Instructions to follow
Print the records again, character for character.

Records for the task
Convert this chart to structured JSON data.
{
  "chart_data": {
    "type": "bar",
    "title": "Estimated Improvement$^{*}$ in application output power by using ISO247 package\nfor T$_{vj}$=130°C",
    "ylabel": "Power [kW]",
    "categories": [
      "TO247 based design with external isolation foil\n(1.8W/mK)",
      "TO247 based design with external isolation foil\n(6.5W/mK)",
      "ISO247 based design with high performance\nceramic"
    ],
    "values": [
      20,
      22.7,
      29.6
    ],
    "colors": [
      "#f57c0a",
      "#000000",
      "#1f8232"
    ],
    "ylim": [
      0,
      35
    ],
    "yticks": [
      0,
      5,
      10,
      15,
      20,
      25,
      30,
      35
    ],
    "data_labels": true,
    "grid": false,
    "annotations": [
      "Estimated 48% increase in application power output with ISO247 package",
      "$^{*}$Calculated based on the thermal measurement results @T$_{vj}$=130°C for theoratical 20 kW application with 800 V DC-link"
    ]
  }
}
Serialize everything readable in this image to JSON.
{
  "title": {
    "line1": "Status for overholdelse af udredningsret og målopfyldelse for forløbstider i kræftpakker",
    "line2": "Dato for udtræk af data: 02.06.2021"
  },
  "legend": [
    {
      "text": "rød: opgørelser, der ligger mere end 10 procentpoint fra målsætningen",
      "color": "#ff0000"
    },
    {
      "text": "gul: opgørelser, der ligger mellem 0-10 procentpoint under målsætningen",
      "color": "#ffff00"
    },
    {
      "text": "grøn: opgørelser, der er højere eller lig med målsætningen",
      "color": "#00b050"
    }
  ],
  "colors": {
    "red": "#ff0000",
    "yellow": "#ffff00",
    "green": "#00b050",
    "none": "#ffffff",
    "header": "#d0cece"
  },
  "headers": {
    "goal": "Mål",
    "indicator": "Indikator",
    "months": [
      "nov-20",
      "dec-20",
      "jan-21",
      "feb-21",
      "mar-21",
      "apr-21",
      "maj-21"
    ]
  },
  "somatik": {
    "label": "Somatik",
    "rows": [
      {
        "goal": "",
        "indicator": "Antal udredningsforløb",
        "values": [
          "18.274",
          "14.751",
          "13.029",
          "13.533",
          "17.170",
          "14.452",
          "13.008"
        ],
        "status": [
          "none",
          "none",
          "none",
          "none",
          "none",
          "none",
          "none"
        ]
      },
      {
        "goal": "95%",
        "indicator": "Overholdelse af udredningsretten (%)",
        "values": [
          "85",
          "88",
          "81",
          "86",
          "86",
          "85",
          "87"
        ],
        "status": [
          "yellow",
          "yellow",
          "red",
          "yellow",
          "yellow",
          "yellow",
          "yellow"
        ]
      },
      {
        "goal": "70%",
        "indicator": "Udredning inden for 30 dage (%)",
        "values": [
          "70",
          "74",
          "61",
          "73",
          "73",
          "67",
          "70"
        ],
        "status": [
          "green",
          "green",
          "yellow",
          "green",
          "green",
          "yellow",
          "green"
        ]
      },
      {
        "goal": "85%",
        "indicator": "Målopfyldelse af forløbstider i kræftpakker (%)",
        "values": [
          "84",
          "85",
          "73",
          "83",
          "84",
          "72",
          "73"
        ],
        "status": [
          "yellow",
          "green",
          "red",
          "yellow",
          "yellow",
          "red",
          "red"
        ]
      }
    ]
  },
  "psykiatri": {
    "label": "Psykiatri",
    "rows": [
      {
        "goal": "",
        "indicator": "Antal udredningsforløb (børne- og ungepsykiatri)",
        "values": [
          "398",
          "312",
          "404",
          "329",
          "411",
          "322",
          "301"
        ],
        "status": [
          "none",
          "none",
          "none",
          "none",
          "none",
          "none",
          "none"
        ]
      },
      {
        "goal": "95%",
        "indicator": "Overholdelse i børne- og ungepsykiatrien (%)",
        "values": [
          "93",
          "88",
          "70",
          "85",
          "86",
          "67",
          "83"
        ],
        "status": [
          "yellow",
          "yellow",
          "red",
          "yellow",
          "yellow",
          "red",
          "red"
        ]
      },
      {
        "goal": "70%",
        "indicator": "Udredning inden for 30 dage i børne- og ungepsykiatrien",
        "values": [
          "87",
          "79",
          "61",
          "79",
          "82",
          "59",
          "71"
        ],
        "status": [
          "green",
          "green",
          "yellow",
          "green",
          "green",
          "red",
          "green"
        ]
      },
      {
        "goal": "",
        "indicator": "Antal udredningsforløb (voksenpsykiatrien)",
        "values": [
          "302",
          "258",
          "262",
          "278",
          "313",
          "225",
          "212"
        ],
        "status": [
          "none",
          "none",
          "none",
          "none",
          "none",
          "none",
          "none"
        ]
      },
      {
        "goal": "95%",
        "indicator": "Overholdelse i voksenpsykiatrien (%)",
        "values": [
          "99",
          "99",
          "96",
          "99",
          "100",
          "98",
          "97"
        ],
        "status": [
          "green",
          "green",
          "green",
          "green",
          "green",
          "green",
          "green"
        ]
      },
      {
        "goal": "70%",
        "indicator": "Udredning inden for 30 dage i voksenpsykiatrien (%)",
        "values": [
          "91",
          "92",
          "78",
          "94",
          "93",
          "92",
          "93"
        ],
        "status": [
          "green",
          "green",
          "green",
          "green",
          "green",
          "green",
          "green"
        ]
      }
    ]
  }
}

Expected output
Convert this chart to structured JSON data.
{
  "chart_data": {
    "type": "bar",
    "title": "Estimated Improvement$^{*}$ in application output power by using ISO247 package\nfor T$_{vj}$=130°C",
    "ylabel": "Power [kW]",
    "categories": [
      "TO247 based design with external isolation foil\n(1.8W/mK)",
      "TO247 based design with external isolation foil\n(6.5W/mK)",
      "ISO247 based design with high performance\nceramic"
    ],
    "values": [
      20,
      22.7,
      29.6
    ],
    "colors": [
      "#f57c0a",
      "#000000",
      "#1f8232"
    ],
    "ylim": [
      0,
      35
    ],
    "yticks": [
      0,
      5,
      10,
      15,
      20,
      25,
      30,
      35
    ],
    "data_labels": true,
    "grid": false,
    "annotations": [
      "Estimated 48% increase in application power output with ISO247 package",
      "$^{*}$Calculated based on the thermal measurement results @T$_{vj}$=130°C for theoratical 20 kW application with 800 V DC-link"
    ]
  }
}
Serialize everything readable in this image to JSON.
{
  "title": {
    "line1": "Status for overholdelse af udredningsret og målopfyldelse for forløbstider i kræftpakker",
    "line2": "Dato for udtræk af data: 02.06.2021"
  },
  "legend": [
    {
      "text": "rød: opgørelser, der ligger mere end 10 procentpoint fra målsætningen",
      "color": "#ff0000"
    },
    {
      "text": "gul: opgørelser, der ligger mellem 0-10 procentpoint under målsætningen",
      "color": "#ffff00"
    },
    {
      "text": "grøn: opgørelser, der er højere eller lig med målsætningen",
      "color": "#00b050"
    }
  ],
  "colors": {
    "red": "#ff0000",
    "yellow": "#ffff00",
    "green": "#00b050",
    "none": "#ffffff",
    "header": "#d0cece"
  },
  "headers": {
    "goal": "Mål",
    "indicator": "Indikator",
    "months": [
      "nov-20",
      "dec-20",
      "jan-21",
      "feb-21",
      "mar-21",
      "apr-21",
      "maj-21"
    ]
  },
  "somatik": {
    "label": "Somatik",
    "rows": [
      {
        "goal": "",
        "indicator": "Antal udredningsforløb",
        "values": [
          "18.274",
          "14.751",
          "13.029",
          "13.533",
          "17.170",
          "14.452",
          "13.008"
        ],
        "status": [
          "none",
          "none",
          "none",
          "none",
          "none",
          "none",
          "none"
        ]
      },
      {
        "goal": "95%",
        "indicator": "Overholdelse af udredningsretten (%)",
        "values": [
          "85",
          "88",
          "81",
          "86",
          "86",
          "85",
          "87"
        ],
        "status": [
          "yellow",
          "yellow",
          "red",
          "yellow",
          "yellow",
          "yellow",
          "yellow"
        ]
      },
      {
        "goal": "70%",
        "indicator": "Udredning inden for 30 dage (%)",
        "values": [
          "70",
          "74",
          "61",
          "73",
          "73",
          "67",
          "70"
        ],
        "status": [
          "green",
          "green",
          "yellow",
          "green",
          "green",
          "yellow",
          "green"
        ]
      },
      {
        "goal": "85%",
        "indicator": "Målopfyldelse af forløbstider i kræftpakker (%)",
        "values": [
          "84",
          "85",
          "73",
          "83",
          "84",
          "72",
          "73"
        ],
        "status": [
          "yellow",
          "green",
          "red",
          "yellow",
          "yellow",
          "red",
          "red"
        ]
      }
    ]
  },
  "psykiatri": {
    "label": "Psykiatri",
    "rows": [
      {
        "goal": "",
        "indicator": "Antal udredningsforløb (børne- og ungepsykiatri)",
        "values": [
          "398",
          "312",
          "404",
          "329",
          "411",
          "322",
          "301"
        ],
        "status": [
          "none",
          "none",
          "none",
          "none",
          "none",
          "none",
          "none"
        ]
      },
      {
        "goal": "95%",
        "indicator": "Overholdelse i børne- og ungepsykiatrien (%)",
        "values": [
          "93",
          "88",
          "70",
          "85",
          "86",
          "67",
          "83"
        ],
        "status": [
          "yellow",
          "yellow",
          "red",
          "yellow",
          "yellow",
          "red",
          "red"
        ]
      },
      {
        "goal": "70%",
        "indicator": "Udredning inden for 30 dage i børne- og ungepsykiatrien",
        "values": [
          "87",
          "79",
          "61",
          "79",
          "82",
          "59",
          "71"
        ],
        "status": [
          "green",
          "green",
          "yellow",
          "green",
          "green",
          "red",
          "green"
        ]
      },
      {
        "goal": "",
        "indicator": "Antal udredningsforløb (voksenpsykiatrien)",
        "values": [
          "302",
          "258",
          "262",
          "278",
          "313",
          "225",
          "212"
        ],
        "status": [
          "none",
          "none",
          "none",
          "none",
          "none",
          "none",
          "none"
        ]
      },
      {
        "goal": "95%",
        "indicator": "Overholdelse i voksenpsykiatrien (%)",
        "values": [
          "99",
          "99",
          "96",
          "99",
          "100",
          "98",
          "97"
        ],
        "status": [
          "green",
          "green",
          "green",
          "green",
          "green",
          "green",
          "green"
        ]
      },
      {
        "goal": "70%",
        "indicator": "Udredning inden for 30 dage i voksenpsykiatrien (%)",
        "values": [
          "91",
          "92",
          "78",
          "94",
          "93",
          "92",
          "93"
        ],
        "status": [
          "green",
          "green",
          "green",
          "green",
          "green",
          "green",
          "green"
        ]
      }
    ]
  }
}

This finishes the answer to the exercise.